### Text section
______

If you are a user of Google’s products, it is probably pretty likely that you use Google Chrome for your web browser. This robust browser experience is a joy to use that many a user swear by. Google stands behind Chrome so much that they have even gone so far as to create their own OS based off of Google Chrome’s architecture. That OS brought along the Chromebook and Chromebox, which are now helping Chrome OS give other long standing OS’s a run for their money. But one can not consider Google Chrome or Chrome OS without understanding the very underpinnings which make it work and function so well. You see, Google Chrome was designed to be a lightning-fast, reliable, customizable, and easy to use experience designed to make your online life easier. To give an example of one of those perks, Google Chrome can let you keep track of what webpages you view on your mobile phone via your Chrome browser on your desk to and vice-versa. That flexibility can be a godsend at times. Chrome OS was designed to be a lightweight OS built around the Chrome brower’s speed, versatility and top-grade security.

In order to be light weight, Chrome OS does something different than most OS’s one may be used to. It does all of its work via the cloud (aka internet). Everything from editing or creating documents, to managing your social life, to consuming any form of media as all done via the internet. Chrome OS and the Chrome browser attempt to make the experience more desktop-like by having developers submit web applications or web applications, or web apps, to their Chrome Web Store. Those web apps allow Chrome OS users to perform a lot of the functions, that their Windows-using counterparts perform via downloaded applications, entirely on the web. This keeps the system running fast and requires considerably less processing power in the long run.

______

### Stored records

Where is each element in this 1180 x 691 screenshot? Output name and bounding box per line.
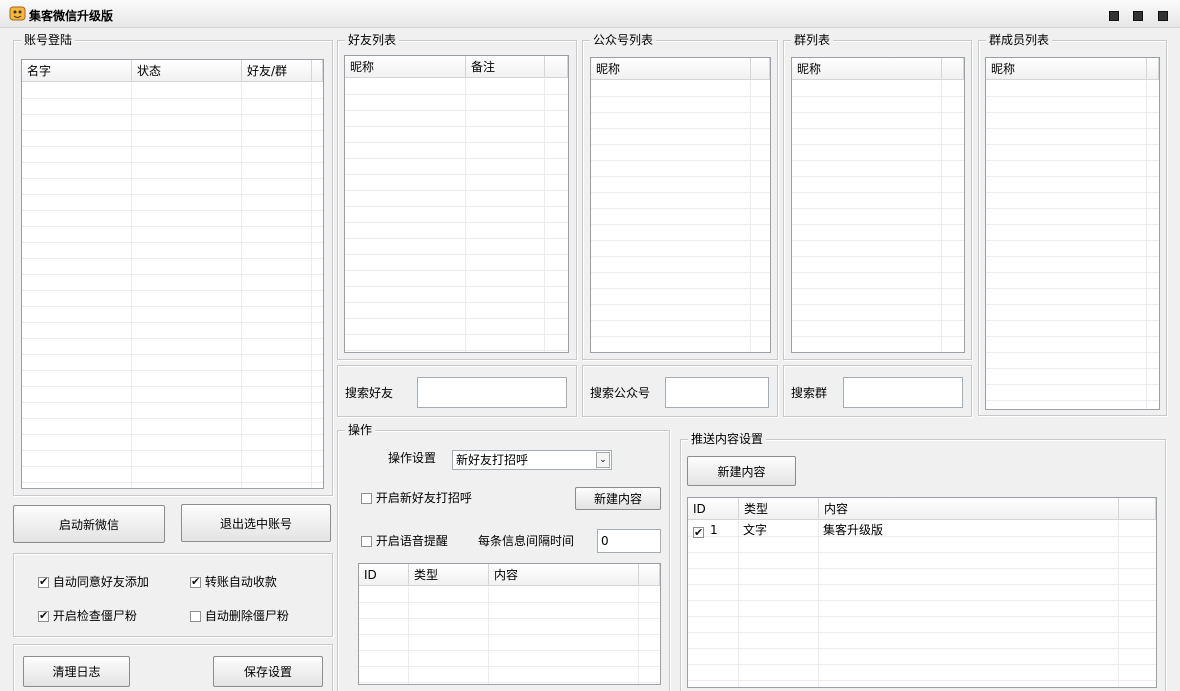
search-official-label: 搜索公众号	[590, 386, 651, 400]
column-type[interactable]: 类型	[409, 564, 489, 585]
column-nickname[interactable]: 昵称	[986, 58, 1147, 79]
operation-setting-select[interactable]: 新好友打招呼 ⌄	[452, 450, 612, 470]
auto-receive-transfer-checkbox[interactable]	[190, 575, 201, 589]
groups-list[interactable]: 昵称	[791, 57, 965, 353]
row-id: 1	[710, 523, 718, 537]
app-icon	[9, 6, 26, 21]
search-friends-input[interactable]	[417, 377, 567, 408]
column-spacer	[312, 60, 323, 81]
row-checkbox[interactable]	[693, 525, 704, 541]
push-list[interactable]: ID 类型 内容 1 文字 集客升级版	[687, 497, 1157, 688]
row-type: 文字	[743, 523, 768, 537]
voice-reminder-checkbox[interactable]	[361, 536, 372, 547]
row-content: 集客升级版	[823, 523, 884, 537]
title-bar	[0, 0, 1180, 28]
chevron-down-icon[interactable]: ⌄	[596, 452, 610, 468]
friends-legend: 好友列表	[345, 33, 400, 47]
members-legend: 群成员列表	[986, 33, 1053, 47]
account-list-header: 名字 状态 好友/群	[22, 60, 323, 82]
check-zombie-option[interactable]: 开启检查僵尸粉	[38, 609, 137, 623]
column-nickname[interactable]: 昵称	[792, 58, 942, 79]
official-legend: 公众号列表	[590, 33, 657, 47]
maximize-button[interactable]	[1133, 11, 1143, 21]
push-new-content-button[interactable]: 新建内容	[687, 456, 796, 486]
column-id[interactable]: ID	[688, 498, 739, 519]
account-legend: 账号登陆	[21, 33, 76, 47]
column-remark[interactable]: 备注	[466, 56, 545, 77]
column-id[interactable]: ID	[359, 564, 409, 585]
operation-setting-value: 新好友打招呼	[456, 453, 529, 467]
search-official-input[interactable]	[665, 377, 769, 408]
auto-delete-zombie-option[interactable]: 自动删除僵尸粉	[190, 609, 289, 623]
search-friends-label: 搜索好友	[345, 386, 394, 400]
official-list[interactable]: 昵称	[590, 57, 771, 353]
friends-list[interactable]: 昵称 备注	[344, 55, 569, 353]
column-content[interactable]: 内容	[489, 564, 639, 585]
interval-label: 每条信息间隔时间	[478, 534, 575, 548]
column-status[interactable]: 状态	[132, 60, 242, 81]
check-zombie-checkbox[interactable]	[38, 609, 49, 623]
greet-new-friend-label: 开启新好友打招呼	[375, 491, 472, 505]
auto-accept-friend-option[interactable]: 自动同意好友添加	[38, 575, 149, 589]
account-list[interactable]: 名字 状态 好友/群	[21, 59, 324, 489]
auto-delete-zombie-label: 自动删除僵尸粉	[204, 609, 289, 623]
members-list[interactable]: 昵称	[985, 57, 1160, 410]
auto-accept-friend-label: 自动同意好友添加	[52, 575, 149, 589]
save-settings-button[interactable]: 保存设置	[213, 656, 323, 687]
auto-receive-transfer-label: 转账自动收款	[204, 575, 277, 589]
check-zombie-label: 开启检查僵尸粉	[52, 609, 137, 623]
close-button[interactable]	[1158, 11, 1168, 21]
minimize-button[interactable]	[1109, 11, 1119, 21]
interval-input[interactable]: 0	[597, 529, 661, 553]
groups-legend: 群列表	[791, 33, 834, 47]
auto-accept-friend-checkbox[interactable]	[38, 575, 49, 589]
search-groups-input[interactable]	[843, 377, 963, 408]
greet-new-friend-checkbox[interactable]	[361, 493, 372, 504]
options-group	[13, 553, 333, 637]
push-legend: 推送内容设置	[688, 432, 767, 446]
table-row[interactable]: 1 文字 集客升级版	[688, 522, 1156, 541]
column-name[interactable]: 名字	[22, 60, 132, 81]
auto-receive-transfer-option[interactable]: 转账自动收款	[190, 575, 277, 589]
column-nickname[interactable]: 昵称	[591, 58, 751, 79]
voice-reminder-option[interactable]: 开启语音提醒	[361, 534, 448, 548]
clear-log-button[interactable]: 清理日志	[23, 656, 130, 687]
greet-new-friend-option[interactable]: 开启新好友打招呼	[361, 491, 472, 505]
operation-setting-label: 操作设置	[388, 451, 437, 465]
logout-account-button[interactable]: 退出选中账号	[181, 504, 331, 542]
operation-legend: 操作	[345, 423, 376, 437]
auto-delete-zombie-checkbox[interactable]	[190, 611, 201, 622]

______

### Direction 1
Repeat word for word the part of the Chrome OS passage that runs from "In order to" up to and including "the long run.".
### Direction 2
Carry on the passage about Google Chrome and Chrome OS from the point where it stops.

### Task result 1
In order to be light weight, Chrome OS does something different than most OS’s one may be used to. It does all of its work via the cloud (aka internet). Everything from editing or creating documents, to managing your social life, to consuming any form of media as all done via the internet. Chrome OS and the Chrome browser attempt to make the experience more desktop-like by having developers submit web applications or web applications, or web apps, to their Chrome Web Store. Those web apps allow Chrome OS users to perform a lot of the functions, that their Windows-using counterparts perform via downloaded applications, entirely on the web. This keeps the system running fast and requires considerably less processing power in the long run.

### Task result 2
Moving everything we do the cloud has been an interesting debate as of recent. Yet, that debate over doing things solely through the cloud versus having a PC that can do things from within downloaded programs has not stopped our friends at Google from innovating and pushing the envelope with Chrome OS and its web apps. One of the latest pieces of news coming from Google’s Chromium Blog on January 28th is that implementation and development is being done to allow Chrome Apps to be packaged up, submitted and usable as apps in the Google Play Store. Chrome Apps for Android is a great concept that will allow developers for Google Chrome browser to port their web apps over to the Android, but at what cost. Maybe I should explain what I mean by cost.

One of the biggest possible problems with the idea of Chrome web apps being ported over is consistency from the web app version users experience via Google Chrome and the end user experience that would be felt on the Android side of things. Things have begun to look pretty good in the Google Play Store as apps that have been hastily thrown together and poorly made are on a downslide and beautifully functioning, visually appealing native applications are becoming the norm. What would happen if the implementation of this Chrome web apps on Android simply opened the door for shoddy, half-done apps to resurface within the Play Store. That most certainly wouldn’t be good or pleasant for the Android community at large. I mean, we just starting getting a handle on this poorly done app issue right? Right.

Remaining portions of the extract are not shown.